Spatial annotation records:

::::

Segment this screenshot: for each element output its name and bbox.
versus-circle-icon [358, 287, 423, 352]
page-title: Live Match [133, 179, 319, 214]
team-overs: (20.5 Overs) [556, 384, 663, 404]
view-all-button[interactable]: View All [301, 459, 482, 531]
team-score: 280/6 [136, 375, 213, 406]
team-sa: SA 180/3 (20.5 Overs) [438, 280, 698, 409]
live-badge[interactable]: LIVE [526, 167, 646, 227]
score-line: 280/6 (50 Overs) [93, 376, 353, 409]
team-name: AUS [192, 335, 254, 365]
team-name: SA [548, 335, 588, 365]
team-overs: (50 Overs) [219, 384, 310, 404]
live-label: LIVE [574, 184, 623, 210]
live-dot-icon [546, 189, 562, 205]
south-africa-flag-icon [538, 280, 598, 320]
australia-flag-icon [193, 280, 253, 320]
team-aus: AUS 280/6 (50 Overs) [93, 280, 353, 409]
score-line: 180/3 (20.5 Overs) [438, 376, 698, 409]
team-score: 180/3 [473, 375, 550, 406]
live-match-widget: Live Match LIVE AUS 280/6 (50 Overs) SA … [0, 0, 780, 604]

::::

_Exercise description_: Gather every line above that contains the string "icon", and copy each of those lines in full.

_Solution to the problem_:
versus-circle-icon [358, 287, 423, 352]
live-dot-icon [546, 189, 562, 205]
south-africa-flag-icon [538, 280, 598, 320]
australia-flag-icon [193, 280, 253, 320]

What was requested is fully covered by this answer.